Count how many lines hold the string "title", and give only that number.

╔══

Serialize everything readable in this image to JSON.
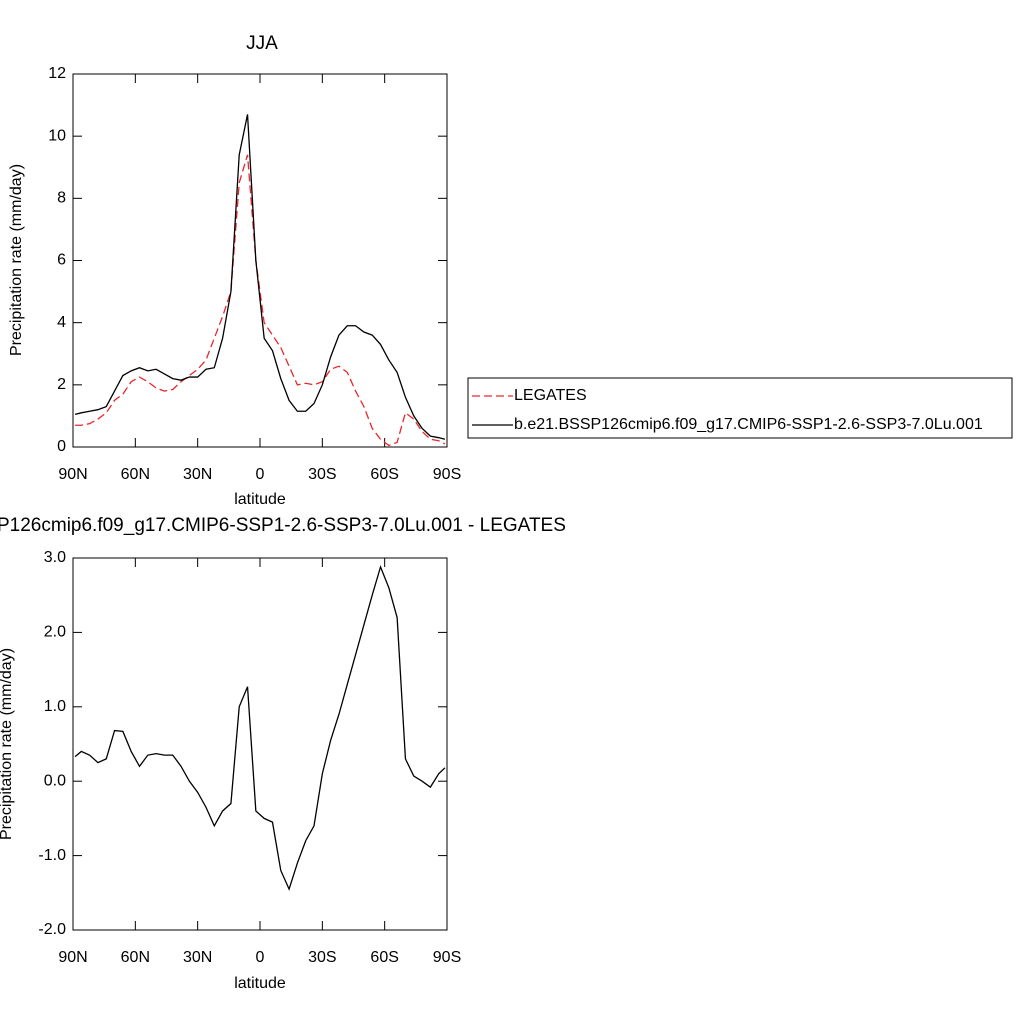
{
  "chart_data": [
    {
      "type": "line",
      "title": "JJA",
      "x_label": "latitude",
      "y_label": "Precipitation rate (mm/day)",
      "x": [
        89,
        86,
        82,
        78,
        74,
        70,
        66,
        62,
        58,
        54,
        50,
        46,
        42,
        38,
        34,
        30,
        26,
        22,
        18,
        14,
        10,
        6,
        2,
        -2,
        -6,
        -10,
        -14,
        -18,
        -22,
        -26,
        -30,
        -34,
        -38,
        -42,
        -46,
        -50,
        -54,
        -58,
        -62,
        -66,
        -70,
        -74,
        -78,
        -82,
        -86,
        -89
      ],
      "series": [
        {
          "name": "LEGATES",
          "color": "#e8262b",
          "dash": true,
          "values": [
            0.7,
            0.7,
            0.75,
            0.9,
            1.1,
            1.5,
            1.7,
            2.1,
            2.25,
            2.1,
            1.9,
            1.8,
            1.85,
            2.1,
            2.3,
            2.5,
            2.8,
            3.5,
            4.2,
            5.0,
            8.5,
            9.4,
            6.0,
            4.0,
            3.6,
            3.2,
            2.6,
            2.0,
            2.05,
            2.0,
            2.1,
            2.5,
            2.6,
            2.4,
            1.8,
            1.3,
            0.6,
            0.25,
            0.05,
            0.15,
            1.1,
            0.9,
            0.5,
            0.25,
            0.2,
            0.1
          ]
        },
        {
          "name": "b.e21.BSSP126cmip6.f09_g17.CMIP6-SSP1-2.6-SSP3-7.0Lu.001",
          "color": "#000000",
          "dash": false,
          "values": [
            1.05,
            1.1,
            1.15,
            1.2,
            1.3,
            1.8,
            2.3,
            2.45,
            2.55,
            2.45,
            2.5,
            2.35,
            2.2,
            2.15,
            2.25,
            2.25,
            2.5,
            2.55,
            3.5,
            5.0,
            9.4,
            10.7,
            6.0,
            3.5,
            3.1,
            2.2,
            1.5,
            1.15,
            1.15,
            1.4,
            2.0,
            2.9,
            3.6,
            3.9,
            3.9,
            3.7,
            3.6,
            3.3,
            2.8,
            2.4,
            1.6,
            1.0,
            0.6,
            0.35,
            0.3,
            0.25
          ]
        }
      ],
      "xlim": [
        90,
        -90
      ],
      "xticks": [
        {
          "value": 90,
          "label": "90N"
        },
        {
          "value": 60,
          "label": "60N"
        },
        {
          "value": 30,
          "label": "30N"
        },
        0,
        {
          "value": -30,
          "label": "30S"
        },
        {
          "value": -60,
          "label": "60S"
        },
        {
          "value": -90,
          "label": "90S"
        }
      ],
      "ylim": [
        0,
        12
      ],
      "yticks": [
        0,
        2,
        4,
        6,
        8,
        10,
        12
      ],
      "legend": "right"
    },
    {
      "type": "line",
      "title": "P126cmip6.f09_g17.CMIP6-SSP1-2.6-SSP3-7.0Lu.001 - LEGATES",
      "x_label": "latitude",
      "y_label": "Precipitation rate (mm/day)",
      "x": [
        89,
        86,
        82,
        78,
        74,
        70,
        66,
        62,
        58,
        54,
        50,
        46,
        42,
        38,
        34,
        30,
        26,
        22,
        18,
        14,
        10,
        6,
        2,
        -2,
        -6,
        -10,
        -14,
        -18,
        -22,
        -26,
        -30,
        -34,
        -38,
        -42,
        -46,
        -50,
        -54,
        -58,
        -62,
        -66,
        -70,
        -74,
        -78,
        -82,
        -86,
        -89
      ],
      "color": "#000000",
      "values": [
        0.33,
        0.4,
        0.35,
        0.25,
        0.3,
        0.68,
        0.67,
        0.4,
        0.2,
        0.35,
        0.37,
        0.35,
        0.35,
        0.2,
        0.0,
        -0.15,
        -0.35,
        -0.6,
        -0.4,
        -0.3,
        1.0,
        1.27,
        -0.4,
        -0.5,
        -0.55,
        -1.2,
        -1.45,
        -1.1,
        -0.8,
        -0.6,
        0.1,
        0.55,
        0.9,
        1.3,
        1.7,
        2.1,
        2.5,
        2.88,
        2.6,
        2.2,
        0.3,
        0.07,
        0.0,
        -0.08,
        0.1,
        0.18
      ],
      "xlim": [
        90,
        -90
      ],
      "xticks": [
        {
          "value": 90,
          "label": "90N"
        },
        {
          "value": 60,
          "label": "60N"
        },
        {
          "value": 30,
          "label": "30N"
        },
        0,
        {
          "value": -30,
          "label": "30S"
        },
        {
          "value": -60,
          "label": "60S"
        },
        {
          "value": -90,
          "label": "90S"
        }
      ],
      "ylim": [
        -2,
        3
      ],
      "yticks": [
        {
          "value": -2,
          "label": "-2.0"
        },
        {
          "value": -1,
          "label": "-1.0"
        },
        {
          "value": 0,
          "label": "0.0"
        },
        {
          "value": 1,
          "label": "1.0"
        },
        {
          "value": 2,
          "label": "2.0"
        },
        {
          "value": 3,
          "label": "3.0"
        }
      ]
    }
  ]
}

╚══

EXERCISE OUTPUT » 2